_What you have to do_: Write the records out again exactly, leaving no images in.

— Start of Extracted material —

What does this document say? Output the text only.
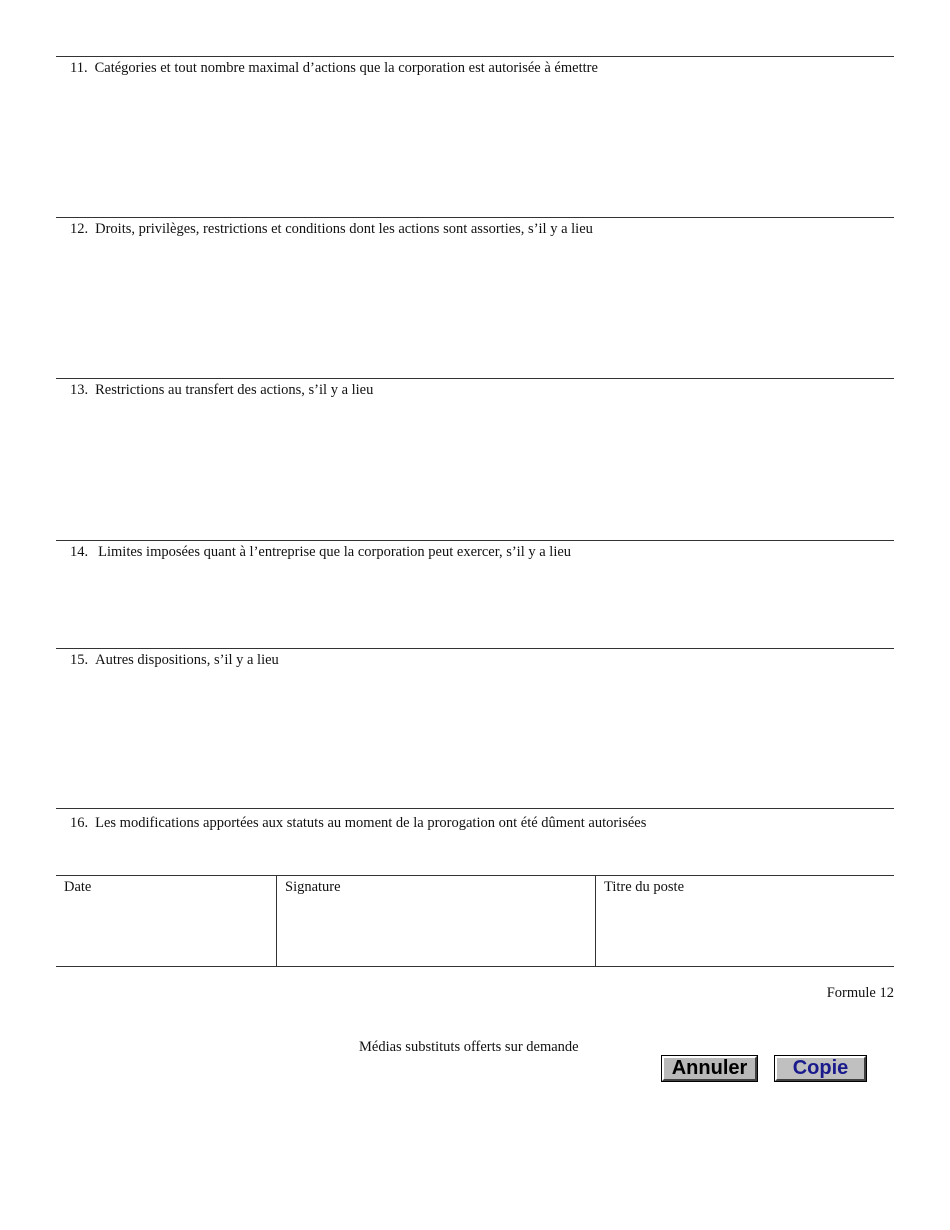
11. Catégories et tout nombre maximal d’actions que la corporation est autorisée à émettre
12. Droits, privilèges, restrictions et conditions dont les actions sont assorties, s’il y a lieu
13. Restrictions au transfert des actions, s’il y a lieu
14. Limites imposées quant à l’entreprise que la corporation peut exercer, s’il y a lieu
15. Autres dispositions, s’il y a lieu
16. Les modifications apportées aux statuts au moment de la prorogation ont été dûment autorisées
Date	Signature	Titre du poste
Formule 12
Médias substituts offerts sur demande
Annuler	Copie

— End of Extracted material —

_Solution below_:
What does this document say? Output the text only.
11. Catégories et tout nombre maximal d’actions que la corporation est autorisée à émettre
12. Droits, privilèges, restrictions et conditions dont les actions sont assorties, s’il y a lieu
13. Restrictions au transfert des actions, s’il y a lieu
14. Limites imposées quant à l’entreprise que la corporation peut exercer, s’il y a lieu
15. Autres dispositions, s’il y a lieu
16. Les modifications apportées aux statuts au moment de la prorogation ont été dûment autorisées
Date	Signature	Titre du poste
Formule 12
Médias substituts offerts sur demande
Annuler	Copie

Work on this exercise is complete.